Seçilmiş metin -
* * *
GENEL KURUL KONUŞMASI
Konu: 2017 Yılı Merkezi Yönetim Bütçe Kanunu Tasarısı ile 2015 Yılı Merkezi Yönetim Kesin Hesabı 4'üncü Tur görüşmeleri münasebetiyle
Yasama Yılı:2
Birleşim:35
Tarih:09.12.2016

HDP GRUBU ADINA MERAL DANIŞ BEŞTAŞ (Adana) - Sayın Başkan, değerli milletvekilleri; ben de hepinizi saygıyla selamlıyorum.

Adalet Bakanlığı bütçesi üzerinde ben de grubum adına söz almış bulunuyorum.

Doğrusu, benden önceki arkadaşlar Adalet Bakanlığına dair birçok şeyi ifade ettiler, ben tekrara girmemeye çalışacağım. Başlıklarla şu anda bir resim çizmek istiyorum, gerçekten, Türkiye'de adalet panoraması nedir, yargı ne durumda, Adalet Bakanlığımız bu konularda nasıl bir pratik içinde, bunlara ilişkin birkaç hususu paylaşacağım.

Değerli arkadaşlar, şu anda yapılan araştırmalarda vatandaşın yüzde 97'si adalete güvenmediğini zaten yüksek sesle söylüyor, Türkiye'de adalet duygusu, kamu vicdanı duygusu yerle bir olmuş vaziyette. Hiçbir vatandaş, çok çok istisnalar hariç, yargıya gittiğinde, ister şikâyetçi ister davacı ister sanık ister müşteki, ne sıfatla olursa olsun "Bu adalete güvenmiyorum." diyor, "Adalete güvenmem için bir sebep yok." diyebiliyor. Bu, adalet panoraması açısından çok önemli bir husus.
* * *
Çıkarılan kayıtlar:
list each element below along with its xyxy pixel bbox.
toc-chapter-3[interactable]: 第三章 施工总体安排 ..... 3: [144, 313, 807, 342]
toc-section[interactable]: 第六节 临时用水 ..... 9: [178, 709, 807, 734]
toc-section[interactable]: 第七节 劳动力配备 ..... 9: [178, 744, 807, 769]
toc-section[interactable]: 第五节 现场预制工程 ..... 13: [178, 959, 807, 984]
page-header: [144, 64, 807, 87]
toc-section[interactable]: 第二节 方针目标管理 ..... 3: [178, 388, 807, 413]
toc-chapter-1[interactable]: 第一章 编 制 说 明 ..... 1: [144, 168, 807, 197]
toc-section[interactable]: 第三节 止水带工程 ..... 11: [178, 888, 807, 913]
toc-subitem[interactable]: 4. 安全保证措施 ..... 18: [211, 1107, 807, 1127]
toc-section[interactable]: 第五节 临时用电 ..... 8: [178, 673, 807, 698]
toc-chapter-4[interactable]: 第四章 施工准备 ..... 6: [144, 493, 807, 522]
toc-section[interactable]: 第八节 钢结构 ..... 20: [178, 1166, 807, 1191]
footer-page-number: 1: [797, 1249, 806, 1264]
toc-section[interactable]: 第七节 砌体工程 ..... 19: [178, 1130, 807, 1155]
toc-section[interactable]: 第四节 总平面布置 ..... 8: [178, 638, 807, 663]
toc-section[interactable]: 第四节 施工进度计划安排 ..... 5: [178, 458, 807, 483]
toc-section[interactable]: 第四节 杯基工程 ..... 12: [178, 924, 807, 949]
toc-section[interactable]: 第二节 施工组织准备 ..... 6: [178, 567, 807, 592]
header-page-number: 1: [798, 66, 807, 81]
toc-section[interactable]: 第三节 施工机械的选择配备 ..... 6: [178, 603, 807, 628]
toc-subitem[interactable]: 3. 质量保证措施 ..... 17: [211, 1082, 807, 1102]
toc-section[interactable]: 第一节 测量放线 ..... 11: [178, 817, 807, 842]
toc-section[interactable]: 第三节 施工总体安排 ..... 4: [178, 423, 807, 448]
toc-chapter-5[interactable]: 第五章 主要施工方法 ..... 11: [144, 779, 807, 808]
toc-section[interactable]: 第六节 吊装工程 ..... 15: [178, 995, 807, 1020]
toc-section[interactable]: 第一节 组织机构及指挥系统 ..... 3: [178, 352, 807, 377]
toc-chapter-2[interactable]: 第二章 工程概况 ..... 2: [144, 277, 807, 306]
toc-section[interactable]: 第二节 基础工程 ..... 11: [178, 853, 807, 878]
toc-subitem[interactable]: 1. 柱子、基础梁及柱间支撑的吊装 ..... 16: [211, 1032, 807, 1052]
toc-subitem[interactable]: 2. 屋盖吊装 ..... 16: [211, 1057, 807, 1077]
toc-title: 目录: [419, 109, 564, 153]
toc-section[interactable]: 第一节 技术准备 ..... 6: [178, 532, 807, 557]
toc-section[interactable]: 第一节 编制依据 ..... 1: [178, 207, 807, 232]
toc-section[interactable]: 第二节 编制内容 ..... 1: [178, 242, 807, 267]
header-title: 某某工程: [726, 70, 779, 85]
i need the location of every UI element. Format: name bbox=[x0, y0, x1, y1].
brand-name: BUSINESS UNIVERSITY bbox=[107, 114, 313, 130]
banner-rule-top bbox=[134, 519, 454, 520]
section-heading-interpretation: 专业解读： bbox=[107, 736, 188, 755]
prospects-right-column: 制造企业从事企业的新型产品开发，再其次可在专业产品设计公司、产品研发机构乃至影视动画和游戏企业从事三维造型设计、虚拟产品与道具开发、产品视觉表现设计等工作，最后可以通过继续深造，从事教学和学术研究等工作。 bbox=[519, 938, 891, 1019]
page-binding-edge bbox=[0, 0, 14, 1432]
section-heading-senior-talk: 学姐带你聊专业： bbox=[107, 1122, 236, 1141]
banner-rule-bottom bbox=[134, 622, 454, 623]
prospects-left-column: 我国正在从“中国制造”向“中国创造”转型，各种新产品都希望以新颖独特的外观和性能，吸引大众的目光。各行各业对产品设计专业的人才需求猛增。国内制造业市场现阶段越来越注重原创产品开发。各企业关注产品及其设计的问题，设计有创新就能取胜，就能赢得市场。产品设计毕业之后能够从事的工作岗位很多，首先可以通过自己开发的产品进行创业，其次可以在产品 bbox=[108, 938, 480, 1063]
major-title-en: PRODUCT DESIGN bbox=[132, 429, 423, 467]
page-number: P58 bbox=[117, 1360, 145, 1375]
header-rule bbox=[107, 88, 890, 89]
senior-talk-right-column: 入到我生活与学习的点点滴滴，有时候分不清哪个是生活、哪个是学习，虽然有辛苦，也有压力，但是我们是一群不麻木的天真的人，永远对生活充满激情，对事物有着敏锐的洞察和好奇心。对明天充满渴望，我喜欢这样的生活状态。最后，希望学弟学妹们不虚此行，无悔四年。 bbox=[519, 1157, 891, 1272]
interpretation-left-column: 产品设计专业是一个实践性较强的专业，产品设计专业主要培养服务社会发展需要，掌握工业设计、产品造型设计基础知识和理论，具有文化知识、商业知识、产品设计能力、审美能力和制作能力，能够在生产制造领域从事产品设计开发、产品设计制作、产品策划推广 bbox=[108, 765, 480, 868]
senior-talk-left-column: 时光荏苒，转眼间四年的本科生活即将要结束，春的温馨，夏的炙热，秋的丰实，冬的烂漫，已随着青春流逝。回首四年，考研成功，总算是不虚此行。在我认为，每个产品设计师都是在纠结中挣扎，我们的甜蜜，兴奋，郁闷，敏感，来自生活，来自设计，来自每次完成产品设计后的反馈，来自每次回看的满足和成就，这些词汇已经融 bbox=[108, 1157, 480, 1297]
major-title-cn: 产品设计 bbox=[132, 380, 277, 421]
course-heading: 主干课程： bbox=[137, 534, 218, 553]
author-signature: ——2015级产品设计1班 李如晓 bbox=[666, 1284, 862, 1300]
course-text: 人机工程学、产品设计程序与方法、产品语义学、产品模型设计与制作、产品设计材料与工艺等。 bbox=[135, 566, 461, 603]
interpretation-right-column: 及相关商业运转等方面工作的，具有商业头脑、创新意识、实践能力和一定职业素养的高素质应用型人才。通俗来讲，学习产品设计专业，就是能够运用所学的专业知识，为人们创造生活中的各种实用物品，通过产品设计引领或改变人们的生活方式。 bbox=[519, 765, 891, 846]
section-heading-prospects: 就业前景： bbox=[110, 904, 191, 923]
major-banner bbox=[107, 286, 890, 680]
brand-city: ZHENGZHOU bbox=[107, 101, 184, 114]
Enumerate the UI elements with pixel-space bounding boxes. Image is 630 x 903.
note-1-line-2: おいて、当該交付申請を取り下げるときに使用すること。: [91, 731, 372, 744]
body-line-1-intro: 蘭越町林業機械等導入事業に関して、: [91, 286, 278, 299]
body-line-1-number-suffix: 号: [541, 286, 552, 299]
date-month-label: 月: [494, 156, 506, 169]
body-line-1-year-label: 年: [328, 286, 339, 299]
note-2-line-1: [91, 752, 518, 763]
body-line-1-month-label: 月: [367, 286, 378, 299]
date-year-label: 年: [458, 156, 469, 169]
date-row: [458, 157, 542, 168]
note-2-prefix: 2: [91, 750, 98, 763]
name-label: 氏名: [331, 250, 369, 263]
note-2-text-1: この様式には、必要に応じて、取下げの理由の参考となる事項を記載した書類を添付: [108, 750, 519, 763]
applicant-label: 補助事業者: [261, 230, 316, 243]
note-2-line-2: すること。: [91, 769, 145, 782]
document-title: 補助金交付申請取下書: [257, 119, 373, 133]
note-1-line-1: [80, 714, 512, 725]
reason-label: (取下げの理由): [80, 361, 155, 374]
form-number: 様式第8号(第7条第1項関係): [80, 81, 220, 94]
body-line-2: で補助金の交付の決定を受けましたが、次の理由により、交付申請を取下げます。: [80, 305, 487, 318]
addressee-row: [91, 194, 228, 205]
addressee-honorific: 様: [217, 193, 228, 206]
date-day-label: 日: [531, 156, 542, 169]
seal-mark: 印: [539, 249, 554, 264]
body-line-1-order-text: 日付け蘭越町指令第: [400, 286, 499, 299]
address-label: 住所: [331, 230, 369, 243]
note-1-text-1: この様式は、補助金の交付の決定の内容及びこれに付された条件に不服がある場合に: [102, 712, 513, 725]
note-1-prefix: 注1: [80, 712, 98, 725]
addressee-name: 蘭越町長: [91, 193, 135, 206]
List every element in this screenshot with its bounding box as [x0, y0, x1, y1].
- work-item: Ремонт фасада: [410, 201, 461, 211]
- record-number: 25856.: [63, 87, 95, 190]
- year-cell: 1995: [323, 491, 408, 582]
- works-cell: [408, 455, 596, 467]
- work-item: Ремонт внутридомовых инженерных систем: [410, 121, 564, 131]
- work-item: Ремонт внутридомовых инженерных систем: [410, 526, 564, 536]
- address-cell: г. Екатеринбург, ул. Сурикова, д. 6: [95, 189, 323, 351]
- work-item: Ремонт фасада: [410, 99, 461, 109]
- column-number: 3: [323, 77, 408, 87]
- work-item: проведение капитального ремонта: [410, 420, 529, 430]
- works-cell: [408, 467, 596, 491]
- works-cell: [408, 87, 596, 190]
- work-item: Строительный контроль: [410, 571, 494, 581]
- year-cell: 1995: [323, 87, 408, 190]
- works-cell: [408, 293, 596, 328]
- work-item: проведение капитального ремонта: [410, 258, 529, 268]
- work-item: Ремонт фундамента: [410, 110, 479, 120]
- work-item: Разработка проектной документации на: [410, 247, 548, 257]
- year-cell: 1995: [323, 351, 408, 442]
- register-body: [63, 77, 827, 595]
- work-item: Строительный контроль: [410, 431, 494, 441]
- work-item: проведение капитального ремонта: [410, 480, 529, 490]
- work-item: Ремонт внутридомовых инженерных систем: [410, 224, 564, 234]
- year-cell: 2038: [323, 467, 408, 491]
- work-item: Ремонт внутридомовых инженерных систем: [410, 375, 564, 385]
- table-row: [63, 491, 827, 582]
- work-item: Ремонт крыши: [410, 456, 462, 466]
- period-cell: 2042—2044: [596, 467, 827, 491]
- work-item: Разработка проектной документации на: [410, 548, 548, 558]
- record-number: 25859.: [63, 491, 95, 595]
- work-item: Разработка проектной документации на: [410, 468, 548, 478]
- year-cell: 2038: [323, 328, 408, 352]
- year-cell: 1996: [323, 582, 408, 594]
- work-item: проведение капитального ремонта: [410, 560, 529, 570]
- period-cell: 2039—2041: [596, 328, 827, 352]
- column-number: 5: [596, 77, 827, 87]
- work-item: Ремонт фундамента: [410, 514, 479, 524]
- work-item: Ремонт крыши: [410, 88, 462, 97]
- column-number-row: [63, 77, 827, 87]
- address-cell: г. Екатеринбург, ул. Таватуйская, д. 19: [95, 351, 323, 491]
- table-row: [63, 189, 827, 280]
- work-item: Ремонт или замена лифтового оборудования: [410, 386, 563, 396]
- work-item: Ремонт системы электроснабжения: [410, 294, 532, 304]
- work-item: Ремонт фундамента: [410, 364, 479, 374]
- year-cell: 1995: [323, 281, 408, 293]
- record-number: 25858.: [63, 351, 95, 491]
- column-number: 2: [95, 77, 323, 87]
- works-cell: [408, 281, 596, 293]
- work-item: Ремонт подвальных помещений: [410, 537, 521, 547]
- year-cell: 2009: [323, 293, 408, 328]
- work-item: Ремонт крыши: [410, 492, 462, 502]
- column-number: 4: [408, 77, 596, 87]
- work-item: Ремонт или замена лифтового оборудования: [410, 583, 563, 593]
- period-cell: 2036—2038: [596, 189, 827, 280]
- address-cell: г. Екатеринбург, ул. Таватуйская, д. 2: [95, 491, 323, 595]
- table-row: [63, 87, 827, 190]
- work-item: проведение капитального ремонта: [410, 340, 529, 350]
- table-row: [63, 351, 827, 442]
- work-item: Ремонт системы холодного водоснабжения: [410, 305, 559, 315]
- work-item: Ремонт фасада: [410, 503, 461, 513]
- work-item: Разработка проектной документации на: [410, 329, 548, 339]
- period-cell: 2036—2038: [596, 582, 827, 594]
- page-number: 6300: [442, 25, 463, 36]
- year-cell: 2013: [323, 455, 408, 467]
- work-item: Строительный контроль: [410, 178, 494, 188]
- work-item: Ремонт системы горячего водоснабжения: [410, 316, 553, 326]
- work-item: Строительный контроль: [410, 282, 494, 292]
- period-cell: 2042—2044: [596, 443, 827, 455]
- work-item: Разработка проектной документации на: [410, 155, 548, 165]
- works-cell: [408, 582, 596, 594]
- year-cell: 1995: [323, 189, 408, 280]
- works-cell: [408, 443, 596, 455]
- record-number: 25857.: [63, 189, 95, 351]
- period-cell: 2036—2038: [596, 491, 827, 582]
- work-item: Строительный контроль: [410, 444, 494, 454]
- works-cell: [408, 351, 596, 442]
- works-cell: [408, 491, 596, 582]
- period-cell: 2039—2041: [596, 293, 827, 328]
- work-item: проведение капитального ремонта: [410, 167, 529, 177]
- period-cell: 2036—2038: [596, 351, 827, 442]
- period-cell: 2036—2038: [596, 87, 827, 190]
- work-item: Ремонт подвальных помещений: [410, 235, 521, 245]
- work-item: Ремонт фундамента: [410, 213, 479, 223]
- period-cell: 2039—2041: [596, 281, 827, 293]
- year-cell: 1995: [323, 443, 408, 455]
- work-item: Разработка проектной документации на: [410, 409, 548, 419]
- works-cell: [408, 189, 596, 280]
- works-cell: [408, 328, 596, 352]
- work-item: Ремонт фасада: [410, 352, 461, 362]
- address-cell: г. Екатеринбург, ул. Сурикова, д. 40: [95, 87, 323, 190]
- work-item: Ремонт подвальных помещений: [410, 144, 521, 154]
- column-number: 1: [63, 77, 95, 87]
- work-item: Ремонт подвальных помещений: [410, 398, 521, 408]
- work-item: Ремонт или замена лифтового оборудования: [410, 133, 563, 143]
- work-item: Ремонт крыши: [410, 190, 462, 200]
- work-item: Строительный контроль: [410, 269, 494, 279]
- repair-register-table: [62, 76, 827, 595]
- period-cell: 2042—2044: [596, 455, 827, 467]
* * *
Alıştırma görevleri -
[1] Genel Kurul konuşmasında "Değerli arkadaşlar, şu anda yapılan araştırmalarda" sözleriyle başlayan paragrafı, temel bilgilerini koruyarak daha kısa biçimde yeniden yazın.
[2] Genel Kurul konuşmasını kaldığı yerden alıp devam ettirin.

Görevlere göre cevaplar -
[1] Araştırmalara göre vatandaşların yüzde 97'si adalete güvenmediğini açıkça söylüyor. Türkiye'de adalet duygusu ve kamu vicdanı yerle bir olmuş durumda. Çok az istisna dışında yargıya giden her vatandaş, şikâyetçi, davacı, sanık ya da müşteki olsun, adalete güvenmediğini ve güvenmesi için bir sebep olmadığını dile getiriyor. Bu durum, adalet panoraması açısından çok önemli.

[2]
Yine değerli arkadaşlar, Almanya'da aslında gündeme gelen -bir gün fırsat olursa bunu ayrıntılı anlatacağız inşallah- "düşman ceza hukuku" diye bir kavram var. Şu anda yargılamalarda, özellikle, iktidar partisine karşı olan, eleştiren, biat etmeyen herkese yönelik, toplumun bütün dinamiklerine yönelik, düşman ceza hukukunu aşan, aslında düşmanlığı bile aşan uygulamalarla karşı karşıyayız. Yargılamaların nasıl yapıldığını, nerede yapılacağını, hangi seyirde izleneceğini bile şu anda vatandaş sorduğunda yanıt alamıyor ve buna ilişkin her gün yeni belediye başkanları önce gözaltına alınıyor, tutuklanıyor, sonra kayyum atanıyor, kayyum atamak için bir gerekçe oluşturuluyor.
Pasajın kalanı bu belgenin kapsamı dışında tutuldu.